-- start --

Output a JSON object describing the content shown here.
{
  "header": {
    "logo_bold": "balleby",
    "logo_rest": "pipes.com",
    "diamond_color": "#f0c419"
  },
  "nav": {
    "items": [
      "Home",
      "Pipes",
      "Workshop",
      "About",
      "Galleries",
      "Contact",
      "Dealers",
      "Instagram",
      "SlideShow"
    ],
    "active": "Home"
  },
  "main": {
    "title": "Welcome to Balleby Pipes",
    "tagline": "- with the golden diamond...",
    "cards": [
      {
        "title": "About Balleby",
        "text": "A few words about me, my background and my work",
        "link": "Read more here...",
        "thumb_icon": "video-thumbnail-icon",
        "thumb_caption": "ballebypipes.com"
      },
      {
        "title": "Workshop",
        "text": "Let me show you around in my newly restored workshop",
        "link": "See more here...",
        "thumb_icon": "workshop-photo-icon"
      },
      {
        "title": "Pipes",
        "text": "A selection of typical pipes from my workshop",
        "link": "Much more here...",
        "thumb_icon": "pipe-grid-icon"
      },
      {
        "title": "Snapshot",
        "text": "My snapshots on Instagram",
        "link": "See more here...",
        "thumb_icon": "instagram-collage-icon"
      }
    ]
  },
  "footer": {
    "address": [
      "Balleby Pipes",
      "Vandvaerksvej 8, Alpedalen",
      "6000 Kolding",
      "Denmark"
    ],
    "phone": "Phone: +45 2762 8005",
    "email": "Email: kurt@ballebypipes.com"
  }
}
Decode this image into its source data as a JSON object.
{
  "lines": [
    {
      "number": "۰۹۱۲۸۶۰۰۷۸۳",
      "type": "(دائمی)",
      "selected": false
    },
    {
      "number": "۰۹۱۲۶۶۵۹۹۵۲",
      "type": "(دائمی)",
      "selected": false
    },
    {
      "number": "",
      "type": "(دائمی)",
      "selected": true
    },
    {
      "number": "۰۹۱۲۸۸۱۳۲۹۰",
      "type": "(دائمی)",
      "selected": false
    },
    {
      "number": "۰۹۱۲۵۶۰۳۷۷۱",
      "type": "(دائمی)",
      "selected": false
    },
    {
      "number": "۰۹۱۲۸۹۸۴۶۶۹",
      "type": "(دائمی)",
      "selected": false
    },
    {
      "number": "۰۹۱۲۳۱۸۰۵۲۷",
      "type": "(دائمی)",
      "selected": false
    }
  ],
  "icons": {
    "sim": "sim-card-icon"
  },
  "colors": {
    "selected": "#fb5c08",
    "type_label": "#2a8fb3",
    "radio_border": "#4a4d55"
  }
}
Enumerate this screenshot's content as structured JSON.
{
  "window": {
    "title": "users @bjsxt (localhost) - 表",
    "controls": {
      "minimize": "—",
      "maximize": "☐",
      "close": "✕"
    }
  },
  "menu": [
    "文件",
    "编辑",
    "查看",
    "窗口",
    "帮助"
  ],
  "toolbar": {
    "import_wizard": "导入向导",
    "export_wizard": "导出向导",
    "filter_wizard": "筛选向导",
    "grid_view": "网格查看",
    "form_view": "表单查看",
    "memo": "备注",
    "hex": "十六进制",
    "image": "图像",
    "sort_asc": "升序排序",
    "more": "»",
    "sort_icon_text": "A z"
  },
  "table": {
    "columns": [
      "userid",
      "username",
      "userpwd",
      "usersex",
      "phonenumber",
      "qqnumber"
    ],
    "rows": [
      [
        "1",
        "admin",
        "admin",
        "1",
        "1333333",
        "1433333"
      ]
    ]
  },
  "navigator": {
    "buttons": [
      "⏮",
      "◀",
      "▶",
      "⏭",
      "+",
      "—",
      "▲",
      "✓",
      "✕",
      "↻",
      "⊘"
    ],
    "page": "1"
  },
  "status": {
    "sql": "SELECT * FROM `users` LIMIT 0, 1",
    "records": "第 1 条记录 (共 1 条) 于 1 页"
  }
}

-- end --

Task description → Copy the material above, line for line.

Written answer →
Output a JSON object describing the content shown here.
{
  "header": {
    "logo_bold": "balleby",
    "logo_rest": "pipes.com",
    "diamond_color": "#f0c419"
  },
  "nav": {
    "items": [
      "Home",
      "Pipes",
      "Workshop",
      "About",
      "Galleries",
      "Contact",
      "Dealers",
      "Instagram",
      "SlideShow"
    ],
    "active": "Home"
  },
  "main": {
    "title": "Welcome to Balleby Pipes",
    "tagline": "- with the golden diamond...",
    "cards": [
      {
        "title": "About Balleby",
        "text": "A few words about me, my background and my work",
        "link": "Read more here...",
        "thumb_icon": "video-thumbnail-icon",
        "thumb_caption": "ballebypipes.com"
      },
      {
        "title": "Workshop",
        "text": "Let me show you around in my newly restored workshop",
        "link": "See more here...",
        "thumb_icon": "workshop-photo-icon"
      },
      {
        "title": "Pipes",
        "text": "A selection of typical pipes from my workshop",
        "link": "Much more here...",
        "thumb_icon": "pipe-grid-icon"
      },
      {
        "title": "Snapshot",
        "text": "My snapshots on Instagram",
        "link": "See more here...",
        "thumb_icon": "instagram-collage-icon"
      }
    ]
  },
  "footer": {
    "address": [
      "Balleby Pipes",
      "Vandvaerksvej 8, Alpedalen",
      "6000 Kolding",
      "Denmark"
    ],
    "phone": "Phone: +45 2762 8005",
    "email": "Email: kurt@ballebypipes.com"
  }
}
Decode this image into its source data as a JSON object.
{
  "lines": [
    {
      "number": "۰۹۱۲۸۶۰۰۷۸۳",
      "type": "(دائمی)",
      "selected": false
    },
    {
      "number": "۰۹۱۲۶۶۵۹۹۵۲",
      "type": "(دائمی)",
      "selected": false
    },
    {
      "number": "",
      "type": "(دائمی)",
      "selected": true
    },
    {
      "number": "۰۹۱۲۸۸۱۳۲۹۰",
      "type": "(دائمی)",
      "selected": false
    },
    {
      "number": "۰۹۱۲۵۶۰۳۷۷۱",
      "type": "(دائمی)",
      "selected": false
    },
    {
      "number": "۰۹۱۲۸۹۸۴۶۶۹",
      "type": "(دائمی)",
      "selected": false
    },
    {
      "number": "۰۹۱۲۳۱۸۰۵۲۷",
      "type": "(دائمی)",
      "selected": false
    }
  ],
  "icons": {
    "sim": "sim-card-icon"
  },
  "colors": {
    "selected": "#fb5c08",
    "type_label": "#2a8fb3",
    "radio_border": "#4a4d55"
  }
}
Enumerate this screenshot's content as structured JSON.
{
  "window": {
    "title": "users @bjsxt (localhost) - 表",
    "controls": {
      "minimize": "—",
      "maximize": "☐",
      "close": "✕"
    }
  },
  "menu": [
    "文件",
    "编辑",
    "查看",
    "窗口",
    "帮助"
  ],
  "toolbar": {
    "import_wizard": "导入向导",
    "export_wizard": "导出向导",
    "filter_wizard": "筛选向导",
    "grid_view": "网格查看",
    "form_view": "表单查看",
    "memo": "备注",
    "hex": "十六进制",
    "image": "图像",
    "sort_asc": "升序排序",
    "more": "»",
    "sort_icon_text": "A z"
  },
  "table": {
    "columns": [
      "userid",
      "username",
      "userpwd",
      "usersex",
      "phonenumber",
      "qqnumber"
    ],
    "rows": [
      [
        "1",
        "admin",
        "admin",
        "1",
        "1333333",
        "1433333"
      ]
    ]
  },
  "navigator": {
    "buttons": [
      "⏮",
      "◀",
      "▶",
      "⏭",
      "+",
      "—",
      "▲",
      "✓",
      "✕",
      "↻",
      "⊘"
    ],
    "page": "1"
  },
  "status": {
    "sql": "SELECT * FROM `users` LIMIT 0, 1",
    "records": "第 1 条记录 (共 1 条) 于 1 页"
  }
}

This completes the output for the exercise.